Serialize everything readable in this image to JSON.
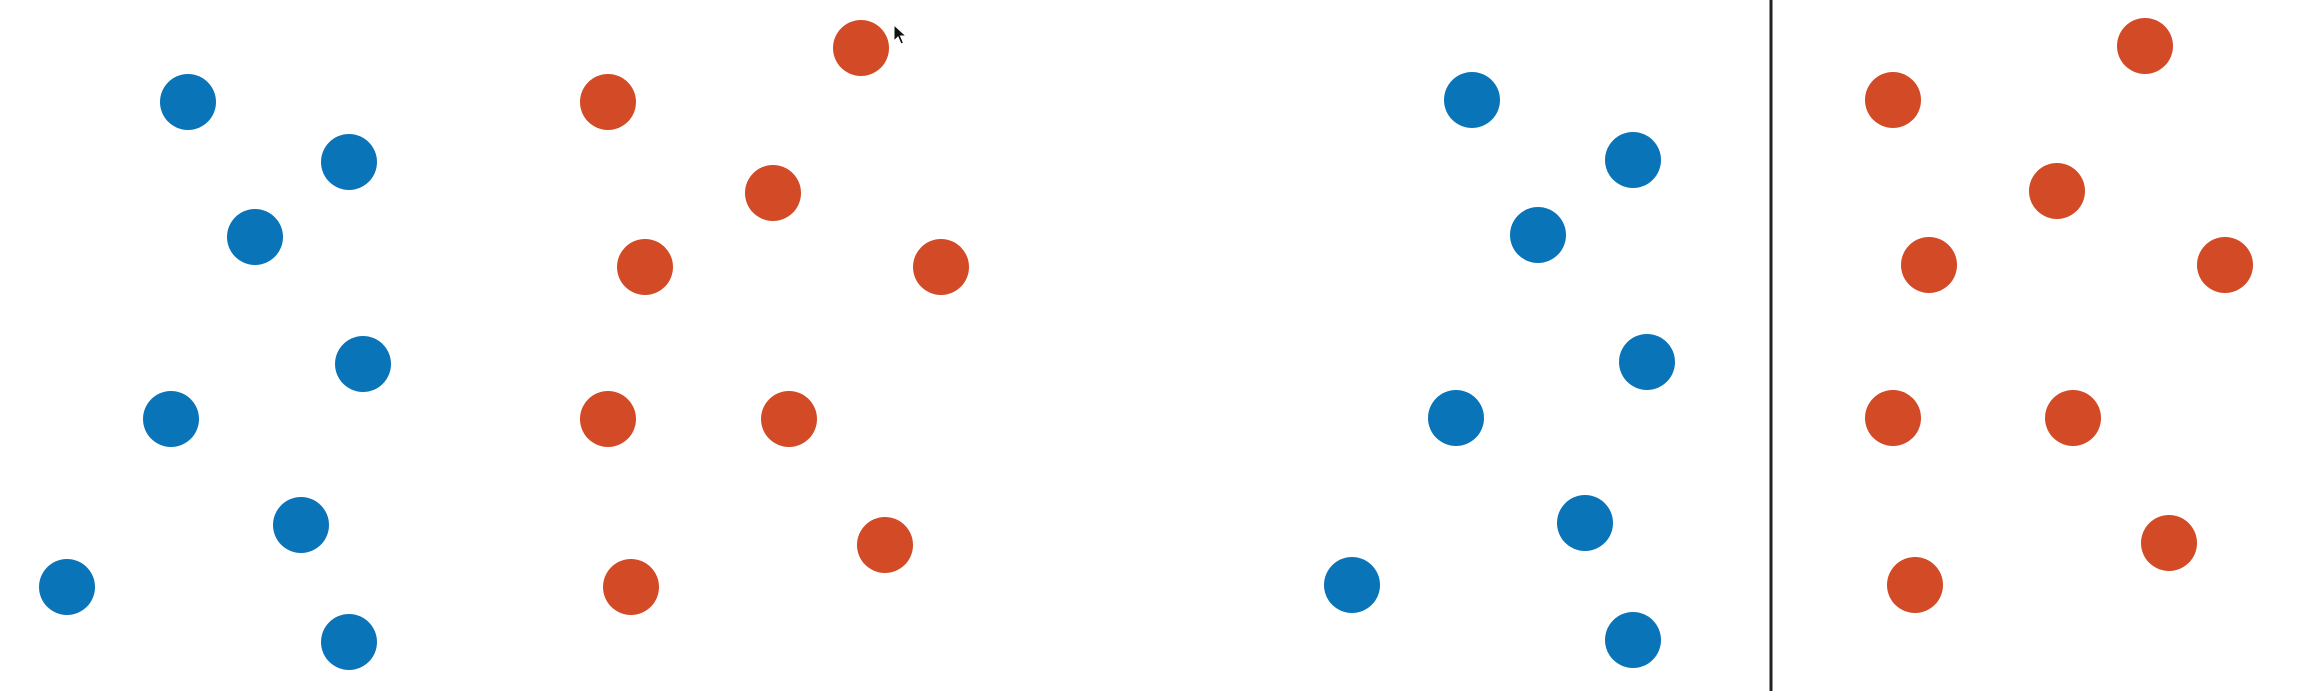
{
  "title": "",
  "colors": {
    "background": "#ffffff",
    "class_a": "#0a74b8",
    "class_b": "#d24a26",
    "separator": "#222222"
  },
  "panels": [
    {
      "name": "left-panel",
      "separator": false,
      "points": [
        {
          "class": "a"
        },
        {
          "class": "a"
        },
        {
          "class": "a"
        },
        {
          "class": "a"
        },
        {
          "class": "a"
        },
        {
          "class": "a"
        },
        {
          "class": "a"
        },
        {
          "class": "a"
        },
        {
          "class": "b"
        },
        {
          "class": "b"
        },
        {
          "class": "b"
        },
        {
          "class": "b"
        },
        {
          "class": "b"
        },
        {
          "class": "b"
        },
        {
          "class": "b"
        },
        {
          "class": "b"
        },
        {
          "class": "b"
        }
      ]
    },
    {
      "name": "right-panel",
      "separator": true,
      "points": [
        {
          "class": "a"
        },
        {
          "class": "a"
        },
        {
          "class": "a"
        },
        {
          "class": "a"
        },
        {
          "class": "a"
        },
        {
          "class": "a"
        },
        {
          "class": "a"
        },
        {
          "class": "a"
        },
        {
          "class": "b"
        },
        {
          "class": "b"
        },
        {
          "class": "b"
        },
        {
          "class": "b"
        },
        {
          "class": "b"
        },
        {
          "class": "b"
        },
        {
          "class": "b"
        },
        {
          "class": "b"
        },
        {
          "class": "b"
        }
      ]
    }
  ],
  "cursor": {
    "icon": "mouse-pointer-icon"
  }
}
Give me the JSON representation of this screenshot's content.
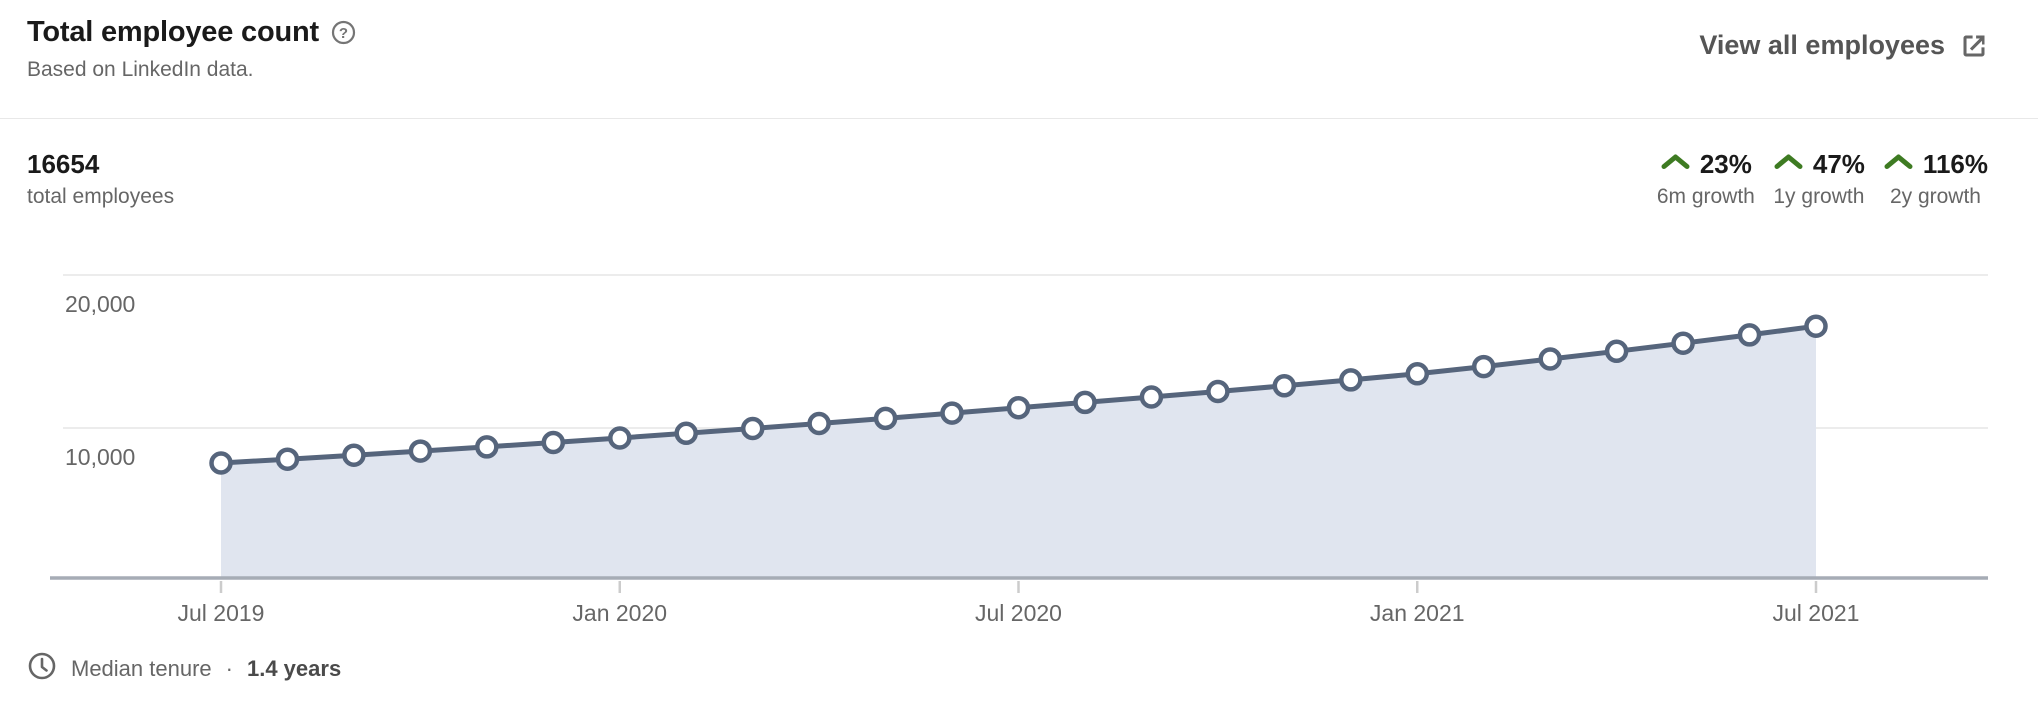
{
  "header": {
    "title": "Total employee count",
    "subtitle": "Based on LinkedIn data.",
    "help_icon": "question-mark-circle-icon",
    "view_all_label": "View all employees",
    "view_all_icon": "external-link-icon",
    "text_color": "#1a1a1a",
    "muted_color": "#666666"
  },
  "summary": {
    "total_value": "16654",
    "total_label": "total employees",
    "growth_color": "#3e7b22",
    "growth_stats": [
      {
        "value": "23%",
        "label": "6m growth",
        "direction": "up"
      },
      {
        "value": "47%",
        "label": "1y growth",
        "direction": "up"
      },
      {
        "value": "116%",
        "label": "2y growth",
        "direction": "up"
      }
    ]
  },
  "footer": {
    "clock_icon": "clock-icon",
    "median_tenure_label": "Median tenure",
    "separator": "·",
    "median_tenure_value": "1.4 years"
  },
  "chart_data": {
    "type": "area",
    "title": "Total employee count over time",
    "x": [
      "Jul 2019",
      "Aug 2019",
      "Sep 2019",
      "Oct 2019",
      "Nov 2019",
      "Dec 2019",
      "Jan 2020",
      "Feb 2020",
      "Mar 2020",
      "Apr 2020",
      "May 2020",
      "Jun 2020",
      "Jul 2020",
      "Aug 2020",
      "Sep 2020",
      "Oct 2020",
      "Nov 2020",
      "Dec 2020",
      "Jan 2021",
      "Feb 2021",
      "Mar 2021",
      "Apr 2021",
      "May 2021",
      "Jun 2021",
      "Jul 2021"
    ],
    "values": [
      7710,
      7962,
      8221,
      8489,
      8766,
      9052,
      9347,
      9652,
      9967,
      10292,
      10628,
      10975,
      11330,
      11672,
      12024,
      12387,
      12761,
      13146,
      13540,
      14015,
      14507,
      15016,
      15543,
      16088,
      16654
    ],
    "x_tick_labels": [
      "Jul 2019",
      "Jan 2020",
      "Jul 2020",
      "Jan 2021",
      "Jul 2021"
    ],
    "y_tick_values": [
      20000,
      10000
    ],
    "y_tick_labels": [
      "20,000",
      "10,000"
    ],
    "ylim": [
      0,
      24000
    ],
    "grid": "horizontal",
    "legend": "none",
    "line_color": "#56657c",
    "fill_color": "#e0e5ef",
    "marker_style": "white-circle",
    "gridline_color": "#e5e5e5",
    "axis_color": "#a6acb5",
    "tick_color": "#cccccc",
    "label_color": "#666666"
  }
}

## Task to carry out:
Every line should be retyped exactly, with the pictures omitted.

## Result for this exercise:
Serialize everything readable in this image to JSON.
{
  "title": "",
  "colors": {
    "background": "#ffffff",
    "class_a": "#0a74b8",
    "class_b": "#d24a26",
    "separator": "#222222"
  },
  "panels": [
    {
      "name": "left-panel",
      "separator": false,
      "points": [
        {
          "class": "a"
        },
        {
          "class": "a"
        },
        {
          "class": "a"
        },
        {
          "class": "a"
        },
        {
          "class": "a"
        },
        {
          "class": "a"
        },
        {
          "class": "a"
        },
        {
          "class": "a"
        },
        {
          "class": "b"
        },
        {
          "class": "b"
        },
        {
          "class": "b"
        },
        {
          "class": "b"
        },
        {
          "class": "b"
        },
        {
          "class": "b"
        },
        {
          "class": "b"
        },
        {
          "class": "b"
        },
        {
          "class": "b"
        }
      ]
    },
    {
      "name": "right-panel",
      "separator": true,
      "points": [
        {
          "class": "a"
        },
        {
          "class": "a"
        },
        {
          "class": "a"
        },
        {
          "class": "a"
        },
        {
          "class": "a"
        },
        {
          "class": "a"
        },
        {
          "class": "a"
        },
        {
          "class": "a"
        },
        {
          "class": "b"
        },
        {
          "class": "b"
        },
        {
          "class": "b"
        },
        {
          "class": "b"
        },
        {
          "class": "b"
        },
        {
          "class": "b"
        },
        {
          "class": "b"
        },
        {
          "class": "b"
        },
        {
          "class": "b"
        }
      ]
    }
  ],
  "cursor": {
    "icon": "mouse-pointer-icon"
  }
}
Give me the JSON representation of this screenshot's content.
{
  "header": {
    "title": "Total employee count",
    "subtitle": "Based on LinkedIn data.",
    "help_icon": "question-mark-circle-icon",
    "view_all_label": "View all employees",
    "view_all_icon": "external-link-icon",
    "text_color": "#1a1a1a",
    "muted_color": "#666666"
  },
  "summary": {
    "total_value": "16654",
    "total_label": "total employees",
    "growth_color": "#3e7b22",
    "growth_stats": [
      {
        "value": "23%",
        "label": "6m growth",
        "direction": "up"
      },
      {
        "value": "47%",
        "label": "1y growth",
        "direction": "up"
      },
      {
        "value": "116%",
        "label": "2y growth",
        "direction": "up"
      }
    ]
  },
  "footer": {
    "clock_icon": "clock-icon",
    "median_tenure_label": "Median tenure",
    "separator": "·",
    "median_tenure_value": "1.4 years"
  },
  "chart_data": {
    "type": "area",
    "title": "Total employee count over time",
    "x": [
      "Jul 2019",
      "Aug 2019",
      "Sep 2019",
      "Oct 2019",
      "Nov 2019",
      "Dec 2019",
      "Jan 2020",
      "Feb 2020",
      "Mar 2020",
      "Apr 2020",
      "May 2020",
      "Jun 2020",
      "Jul 2020",
      "Aug 2020",
      "Sep 2020",
      "Oct 2020",
      "Nov 2020",
      "Dec 2020",
      "Jan 2021",
      "Feb 2021",
      "Mar 2021",
      "Apr 2021",
      "May 2021",
      "Jun 2021",
      "Jul 2021"
    ],
    "values": [
      7710,
      7962,
      8221,
      8489,
      8766,
      9052,
      9347,
      9652,
      9967,
      10292,
      10628,
      10975,
      11330,
      11672,
      12024,
      12387,
      12761,
      13146,
      13540,
      14015,
      14507,
      15016,
      15543,
      16088,
      16654
    ],
    "x_tick_labels": [
      "Jul 2019",
      "Jan 2020",
      "Jul 2020",
      "Jan 2021",
      "Jul 2021"
    ],
    "y_tick_values": [
      20000,
      10000
    ],
    "y_tick_labels": [
      "20,000",
      "10,000"
    ],
    "ylim": [
      0,
      24000
    ],
    "grid": "horizontal",
    "legend": "none",
    "line_color": "#56657c",
    "fill_color": "#e0e5ef",
    "marker_style": "white-circle",
    "gridline_color": "#e5e5e5",
    "axis_color": "#a6acb5",
    "tick_color": "#cccccc",
    "label_color": "#666666"
  }
}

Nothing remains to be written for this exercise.